Record extracts ::
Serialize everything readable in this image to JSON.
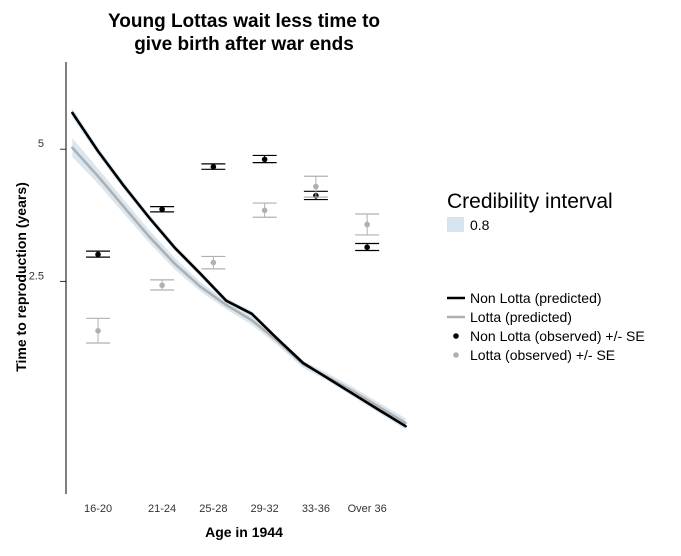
{
  "chart_data": {
    "type": "line",
    "title": [
      "Young Lottas wait less time to",
      "give birth after war ends"
    ],
    "xlabel": "Age in 1944",
    "ylabel": "Time to reproduction (years)",
    "categories": [
      "16-20",
      "21-24",
      "25-28",
      "29-32",
      "33-36",
      "Over 36"
    ],
    "x_range": [
      15.5,
      42.5
    ],
    "y_scale": "log",
    "y_range": [
      0.82,
      7.9
    ],
    "y_ticks": [
      {
        "value": 2.5,
        "label": "2.5"
      },
      {
        "value": 5,
        "label": "5"
      }
    ],
    "grid": false,
    "legend": {
      "placement": "right",
      "interval_title": "Credibility interval",
      "interval_entries": [
        {
          "label": "0.8",
          "color": "#d6e4f0"
        }
      ],
      "entries": [
        {
          "label": "Non Lotta (predicted)",
          "kind": "line",
          "color": "#000000"
        },
        {
          "label": "Lotta (predicted)",
          "kind": "line",
          "color": "#b0b0b0"
        },
        {
          "label": "Non Lotta (observed) +/- SE",
          "kind": "point",
          "color": "#000000"
        },
        {
          "label": "Lotta (observed) +/- SE",
          "kind": "point",
          "color": "#b0b0b0"
        }
      ]
    },
    "predicted": [
      {
        "name": "Non Lotta (predicted)",
        "color": "#000000",
        "x": [
          16,
          18,
          20,
          22,
          24,
          26,
          28,
          30,
          32,
          34,
          36,
          38,
          40,
          42
        ],
        "y": [
          6.05,
          4.95,
          4.13,
          3.49,
          2.98,
          2.6,
          2.26,
          2.11,
          1.85,
          1.63,
          1.5,
          1.38,
          1.27,
          1.17
        ],
        "lower": [
          5.9,
          4.85,
          4.05,
          3.43,
          2.93,
          2.56,
          2.23,
          2.08,
          1.83,
          1.61,
          1.48,
          1.36,
          1.25,
          1.15
        ],
        "upper": [
          6.2,
          5.05,
          4.21,
          3.55,
          3.03,
          2.64,
          2.29,
          2.14,
          1.87,
          1.65,
          1.52,
          1.4,
          1.29,
          1.19
        ]
      },
      {
        "name": "Lotta (predicted)",
        "color": "#b0b0b0",
        "x": [
          16,
          18,
          20,
          22,
          24,
          26,
          28,
          30,
          32,
          34,
          36,
          38,
          40,
          42
        ],
        "y": [
          5.04,
          4.34,
          3.7,
          3.16,
          2.74,
          2.43,
          2.21,
          2.04,
          1.83,
          1.62,
          1.51,
          1.4,
          1.29,
          1.19
        ],
        "lower": [
          4.8,
          4.17,
          3.57,
          3.06,
          2.66,
          2.37,
          2.16,
          1.99,
          1.79,
          1.59,
          1.48,
          1.37,
          1.26,
          1.16
        ],
        "upper": [
          5.3,
          4.52,
          3.84,
          3.27,
          2.83,
          2.49,
          2.26,
          2.09,
          1.87,
          1.65,
          1.54,
          1.43,
          1.32,
          1.22
        ]
      }
    ],
    "observed": [
      {
        "name": "Non Lotta (observed) +/- SE",
        "color": "#000000",
        "x": [
          18,
          23,
          27,
          31,
          35,
          39
        ],
        "y": [
          2.88,
          3.65,
          4.56,
          4.74,
          3.92,
          2.99
        ],
        "lower": [
          2.84,
          3.6,
          4.5,
          4.66,
          3.84,
          2.94
        ],
        "upper": [
          2.93,
          3.7,
          4.63,
          4.84,
          4.01,
          3.05
        ]
      },
      {
        "name": "Lotta (observed) +/- SE",
        "color": "#b0b0b0",
        "x": [
          18,
          23,
          27,
          31,
          35,
          39
        ],
        "y": [
          1.93,
          2.45,
          2.76,
          3.63,
          4.11,
          3.37
        ],
        "lower": [
          1.81,
          2.39,
          2.67,
          3.5,
          3.89,
          3.19
        ],
        "upper": [
          2.06,
          2.52,
          2.85,
          3.77,
          4.34,
          3.56
        ]
      }
    ]
  }
}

Written problem :: Read the data above. Pull out each line in which the string "name" appears.

Result of the exercise ::
        "name": "Non Lotta (predicted)",
        "name": "Lotta (predicted)",
        "name": "Non Lotta (observed) +/- SE",
        "name": "Lotta (observed) +/- SE",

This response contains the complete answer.